- **Exercise task**
In the entries that follow, find the word "TNFα" and report each line it is on.

[Lines of data]
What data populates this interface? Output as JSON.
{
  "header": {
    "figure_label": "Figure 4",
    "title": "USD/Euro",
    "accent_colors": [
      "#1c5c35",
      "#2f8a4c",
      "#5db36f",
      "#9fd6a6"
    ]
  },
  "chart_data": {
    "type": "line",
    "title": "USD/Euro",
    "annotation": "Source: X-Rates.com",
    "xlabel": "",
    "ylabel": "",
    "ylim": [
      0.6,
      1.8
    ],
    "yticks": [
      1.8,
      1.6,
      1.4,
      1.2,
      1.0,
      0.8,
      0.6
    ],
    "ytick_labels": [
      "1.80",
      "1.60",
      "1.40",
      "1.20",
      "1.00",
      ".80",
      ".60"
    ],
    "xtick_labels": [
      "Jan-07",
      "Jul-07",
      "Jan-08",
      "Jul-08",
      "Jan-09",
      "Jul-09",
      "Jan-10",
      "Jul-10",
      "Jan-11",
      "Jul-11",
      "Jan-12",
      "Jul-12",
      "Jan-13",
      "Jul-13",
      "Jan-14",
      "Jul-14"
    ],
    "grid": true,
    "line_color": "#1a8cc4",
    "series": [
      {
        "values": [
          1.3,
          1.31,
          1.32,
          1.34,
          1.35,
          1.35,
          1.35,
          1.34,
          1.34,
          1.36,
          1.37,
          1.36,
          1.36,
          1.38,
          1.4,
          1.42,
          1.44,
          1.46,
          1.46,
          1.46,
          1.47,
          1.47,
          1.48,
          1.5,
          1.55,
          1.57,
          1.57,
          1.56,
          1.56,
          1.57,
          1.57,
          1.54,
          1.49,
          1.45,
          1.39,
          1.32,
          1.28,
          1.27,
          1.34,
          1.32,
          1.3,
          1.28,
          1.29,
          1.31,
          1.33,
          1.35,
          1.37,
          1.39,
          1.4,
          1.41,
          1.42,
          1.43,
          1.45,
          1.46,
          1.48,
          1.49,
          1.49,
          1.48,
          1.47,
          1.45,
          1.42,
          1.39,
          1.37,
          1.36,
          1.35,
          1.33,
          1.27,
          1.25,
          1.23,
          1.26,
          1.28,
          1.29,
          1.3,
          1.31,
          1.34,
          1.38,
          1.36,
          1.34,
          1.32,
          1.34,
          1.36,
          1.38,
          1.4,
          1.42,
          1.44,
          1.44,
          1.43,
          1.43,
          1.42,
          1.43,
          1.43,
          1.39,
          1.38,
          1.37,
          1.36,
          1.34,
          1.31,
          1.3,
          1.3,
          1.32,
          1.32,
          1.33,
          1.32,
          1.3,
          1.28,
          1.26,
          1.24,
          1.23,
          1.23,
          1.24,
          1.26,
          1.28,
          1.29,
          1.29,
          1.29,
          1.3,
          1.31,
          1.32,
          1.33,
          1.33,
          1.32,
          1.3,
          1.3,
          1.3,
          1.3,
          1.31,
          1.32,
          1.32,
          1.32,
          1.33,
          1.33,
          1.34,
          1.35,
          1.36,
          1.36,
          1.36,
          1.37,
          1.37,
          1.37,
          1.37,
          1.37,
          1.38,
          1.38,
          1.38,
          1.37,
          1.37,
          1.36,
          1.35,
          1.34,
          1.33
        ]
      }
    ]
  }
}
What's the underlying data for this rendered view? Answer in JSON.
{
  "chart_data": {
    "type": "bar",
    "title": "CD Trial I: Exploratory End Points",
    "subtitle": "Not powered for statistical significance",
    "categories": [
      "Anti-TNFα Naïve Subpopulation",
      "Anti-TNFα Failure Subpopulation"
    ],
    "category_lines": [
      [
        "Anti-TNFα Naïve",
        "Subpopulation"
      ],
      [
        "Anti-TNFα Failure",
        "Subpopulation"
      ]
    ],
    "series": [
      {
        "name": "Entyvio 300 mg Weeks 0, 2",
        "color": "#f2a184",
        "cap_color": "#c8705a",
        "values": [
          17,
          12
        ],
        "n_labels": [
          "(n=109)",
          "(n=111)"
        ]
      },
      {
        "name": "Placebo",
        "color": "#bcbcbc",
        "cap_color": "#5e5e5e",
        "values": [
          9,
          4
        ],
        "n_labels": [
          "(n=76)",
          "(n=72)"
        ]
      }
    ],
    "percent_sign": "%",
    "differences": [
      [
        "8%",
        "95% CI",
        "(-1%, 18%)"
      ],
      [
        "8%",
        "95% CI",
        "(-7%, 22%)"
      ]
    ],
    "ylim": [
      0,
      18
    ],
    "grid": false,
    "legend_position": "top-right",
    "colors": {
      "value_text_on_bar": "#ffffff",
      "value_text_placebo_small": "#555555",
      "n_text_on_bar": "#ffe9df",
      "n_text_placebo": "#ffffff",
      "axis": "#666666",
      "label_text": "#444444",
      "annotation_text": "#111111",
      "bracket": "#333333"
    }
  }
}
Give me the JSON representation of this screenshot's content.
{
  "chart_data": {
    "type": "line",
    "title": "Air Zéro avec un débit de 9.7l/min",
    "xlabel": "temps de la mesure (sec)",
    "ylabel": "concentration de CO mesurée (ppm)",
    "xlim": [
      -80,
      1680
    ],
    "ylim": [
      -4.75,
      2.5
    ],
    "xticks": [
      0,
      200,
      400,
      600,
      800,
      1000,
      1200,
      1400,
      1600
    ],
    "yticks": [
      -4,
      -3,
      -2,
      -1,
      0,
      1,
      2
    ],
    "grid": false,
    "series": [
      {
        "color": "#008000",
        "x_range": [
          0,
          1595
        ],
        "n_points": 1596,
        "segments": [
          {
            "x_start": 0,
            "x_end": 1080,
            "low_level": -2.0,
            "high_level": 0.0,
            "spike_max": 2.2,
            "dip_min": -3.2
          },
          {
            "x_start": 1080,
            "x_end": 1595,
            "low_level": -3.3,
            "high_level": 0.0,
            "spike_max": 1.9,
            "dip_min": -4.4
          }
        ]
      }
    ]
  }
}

- **Reply**
      "Anti-TNFα Naïve Subpopulation",
      "Anti-TNFα Failure Subpopulation"
        "Anti-TNFα Naïve",
        "Anti-TNFα Failure",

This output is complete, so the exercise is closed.